### DIRECTIONS FOR THIS TASK
Give a count of the lines below that have the string "includes" in them, with no other words.
##### THE INPUT
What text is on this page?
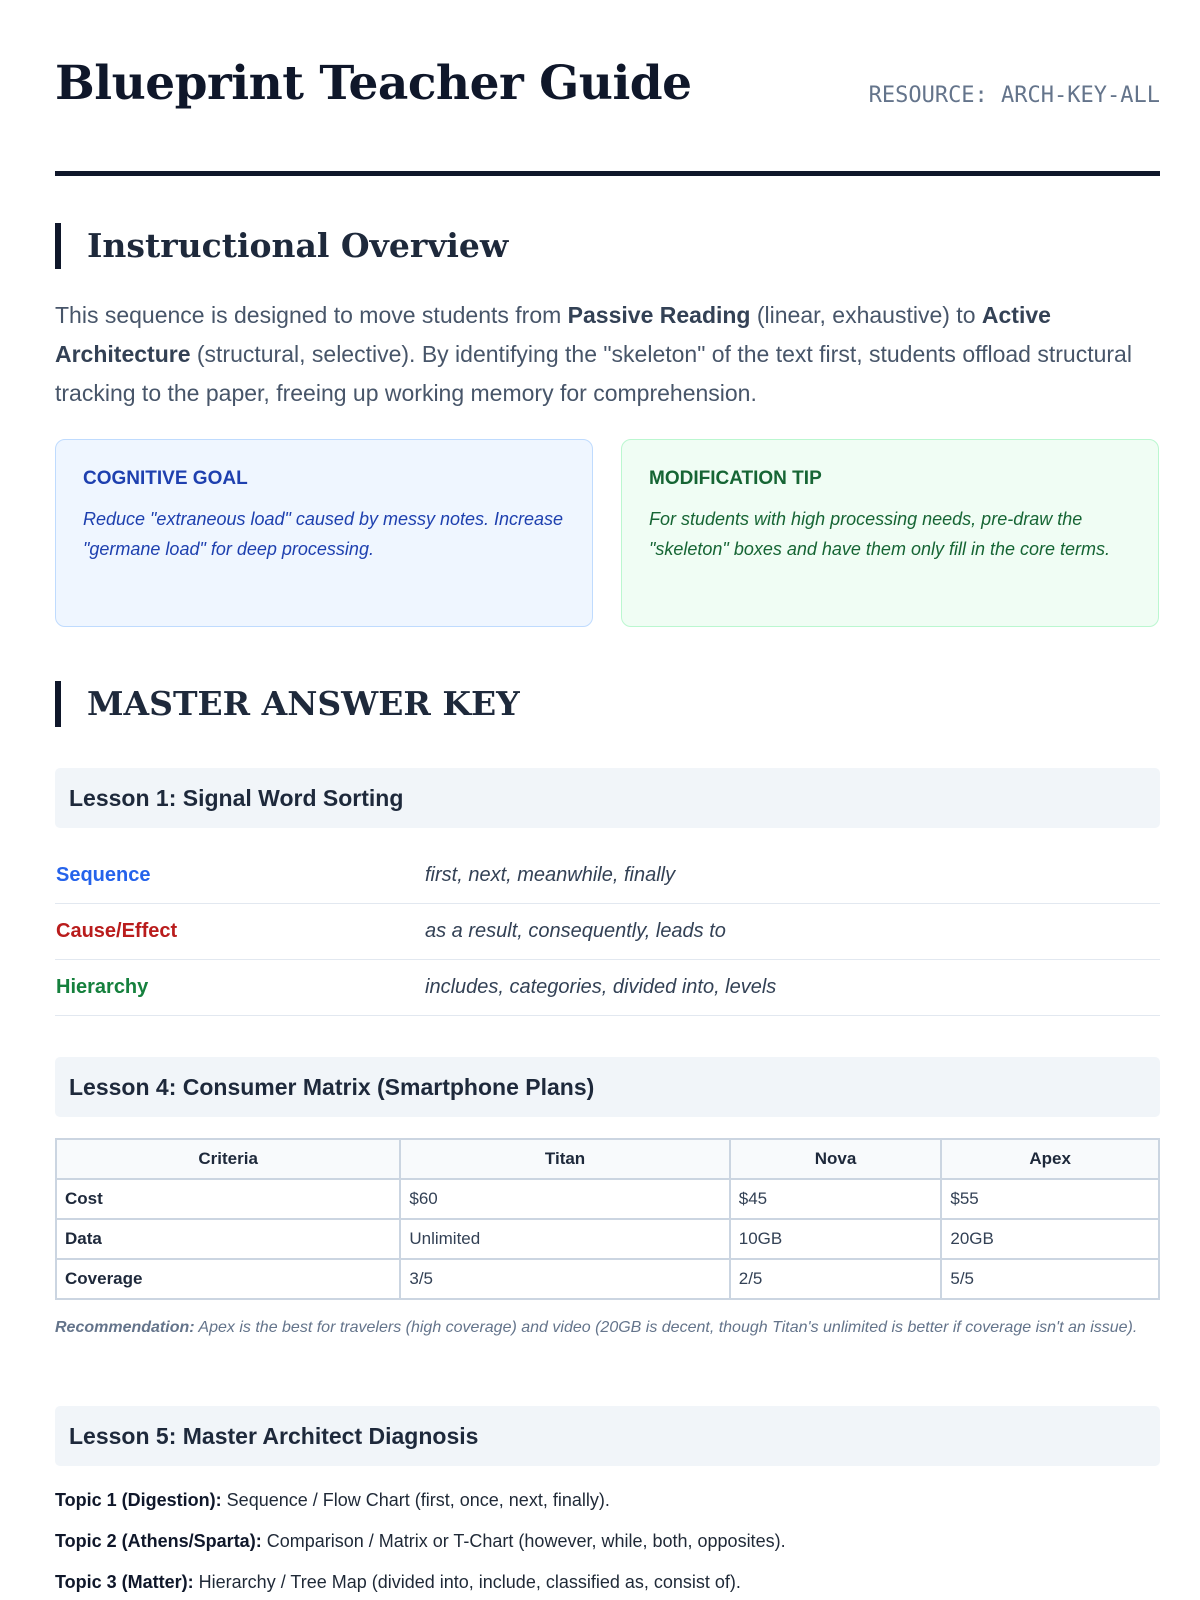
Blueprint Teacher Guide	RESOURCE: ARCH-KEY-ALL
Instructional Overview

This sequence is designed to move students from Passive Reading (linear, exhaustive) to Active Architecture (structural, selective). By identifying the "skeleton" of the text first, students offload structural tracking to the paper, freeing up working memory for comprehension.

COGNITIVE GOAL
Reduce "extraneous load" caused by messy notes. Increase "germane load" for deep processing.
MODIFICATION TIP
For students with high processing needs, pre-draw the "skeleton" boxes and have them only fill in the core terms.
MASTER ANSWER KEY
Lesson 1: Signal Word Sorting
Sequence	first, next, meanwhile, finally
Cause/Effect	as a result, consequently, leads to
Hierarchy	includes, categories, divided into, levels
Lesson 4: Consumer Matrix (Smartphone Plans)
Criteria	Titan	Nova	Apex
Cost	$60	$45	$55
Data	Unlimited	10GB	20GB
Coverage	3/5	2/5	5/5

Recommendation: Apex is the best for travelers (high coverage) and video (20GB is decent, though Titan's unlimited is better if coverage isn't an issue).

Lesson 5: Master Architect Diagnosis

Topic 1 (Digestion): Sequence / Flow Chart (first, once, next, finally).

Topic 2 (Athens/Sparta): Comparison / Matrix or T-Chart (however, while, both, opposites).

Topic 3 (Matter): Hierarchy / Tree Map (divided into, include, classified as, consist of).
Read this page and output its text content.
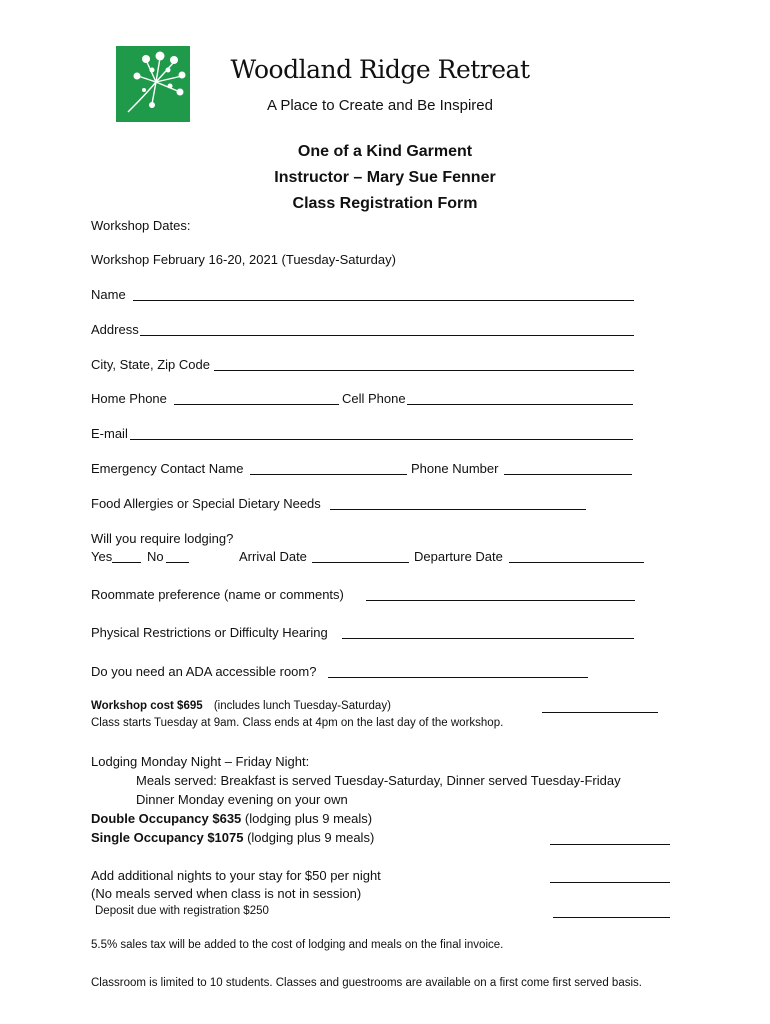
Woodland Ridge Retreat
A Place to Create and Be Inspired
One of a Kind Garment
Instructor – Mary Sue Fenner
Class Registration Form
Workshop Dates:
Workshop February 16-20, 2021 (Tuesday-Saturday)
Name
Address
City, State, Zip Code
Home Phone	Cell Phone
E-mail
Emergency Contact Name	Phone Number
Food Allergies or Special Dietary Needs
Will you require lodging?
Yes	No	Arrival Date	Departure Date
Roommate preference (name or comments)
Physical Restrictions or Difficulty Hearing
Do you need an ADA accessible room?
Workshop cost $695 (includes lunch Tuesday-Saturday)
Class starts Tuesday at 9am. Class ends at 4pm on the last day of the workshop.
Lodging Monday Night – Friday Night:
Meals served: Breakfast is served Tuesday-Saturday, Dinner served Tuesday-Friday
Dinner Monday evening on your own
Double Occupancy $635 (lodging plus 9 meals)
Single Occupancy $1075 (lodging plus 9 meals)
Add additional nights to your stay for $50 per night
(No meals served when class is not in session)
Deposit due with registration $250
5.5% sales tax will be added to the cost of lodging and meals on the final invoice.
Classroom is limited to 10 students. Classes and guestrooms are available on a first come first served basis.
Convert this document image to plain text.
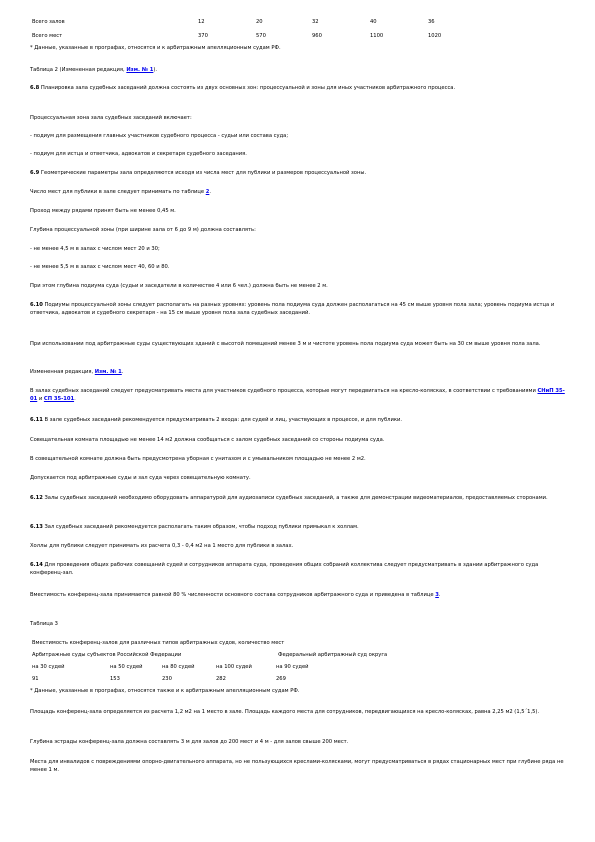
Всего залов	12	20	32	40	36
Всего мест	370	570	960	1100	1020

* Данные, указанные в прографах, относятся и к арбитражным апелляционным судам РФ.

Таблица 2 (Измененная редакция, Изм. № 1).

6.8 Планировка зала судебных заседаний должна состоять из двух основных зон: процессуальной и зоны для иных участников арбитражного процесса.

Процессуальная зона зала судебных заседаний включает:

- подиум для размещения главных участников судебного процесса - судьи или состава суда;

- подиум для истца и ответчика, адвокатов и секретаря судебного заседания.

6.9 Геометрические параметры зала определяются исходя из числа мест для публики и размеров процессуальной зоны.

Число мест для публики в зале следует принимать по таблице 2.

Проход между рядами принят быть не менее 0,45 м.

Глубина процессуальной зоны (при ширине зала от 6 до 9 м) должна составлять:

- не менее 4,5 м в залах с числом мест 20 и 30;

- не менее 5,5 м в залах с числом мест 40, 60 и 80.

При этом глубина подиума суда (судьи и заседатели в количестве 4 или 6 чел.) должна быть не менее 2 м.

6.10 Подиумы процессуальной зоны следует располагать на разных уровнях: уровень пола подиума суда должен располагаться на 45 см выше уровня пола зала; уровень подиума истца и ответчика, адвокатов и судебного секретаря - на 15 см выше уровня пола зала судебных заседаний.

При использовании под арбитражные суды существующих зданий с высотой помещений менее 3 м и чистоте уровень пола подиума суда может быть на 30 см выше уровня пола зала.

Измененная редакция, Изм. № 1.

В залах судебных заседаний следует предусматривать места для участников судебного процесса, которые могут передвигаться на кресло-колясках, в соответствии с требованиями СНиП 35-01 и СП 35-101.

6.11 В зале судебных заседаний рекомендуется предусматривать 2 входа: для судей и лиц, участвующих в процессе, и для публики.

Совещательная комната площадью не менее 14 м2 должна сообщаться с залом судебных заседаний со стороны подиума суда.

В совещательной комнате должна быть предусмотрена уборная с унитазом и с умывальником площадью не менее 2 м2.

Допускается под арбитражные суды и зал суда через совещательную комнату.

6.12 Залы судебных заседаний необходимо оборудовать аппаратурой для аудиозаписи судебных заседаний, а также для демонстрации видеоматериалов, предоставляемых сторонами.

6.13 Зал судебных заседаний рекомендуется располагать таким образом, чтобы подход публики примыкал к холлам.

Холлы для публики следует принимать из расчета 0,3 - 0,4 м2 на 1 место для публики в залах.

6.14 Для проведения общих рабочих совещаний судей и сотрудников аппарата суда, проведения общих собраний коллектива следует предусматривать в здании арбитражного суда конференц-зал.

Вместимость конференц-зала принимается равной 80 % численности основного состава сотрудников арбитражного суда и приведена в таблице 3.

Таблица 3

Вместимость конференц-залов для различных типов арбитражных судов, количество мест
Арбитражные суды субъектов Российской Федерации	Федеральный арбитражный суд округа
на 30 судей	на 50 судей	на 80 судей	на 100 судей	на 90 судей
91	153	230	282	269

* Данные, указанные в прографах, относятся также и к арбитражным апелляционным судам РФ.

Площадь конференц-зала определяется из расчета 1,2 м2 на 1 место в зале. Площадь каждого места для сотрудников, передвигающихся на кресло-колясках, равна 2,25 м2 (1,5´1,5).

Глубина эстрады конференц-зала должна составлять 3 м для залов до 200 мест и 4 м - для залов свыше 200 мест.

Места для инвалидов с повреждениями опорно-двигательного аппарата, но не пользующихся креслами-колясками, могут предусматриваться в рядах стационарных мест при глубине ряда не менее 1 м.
##########
### WRITTEN ANSWER
2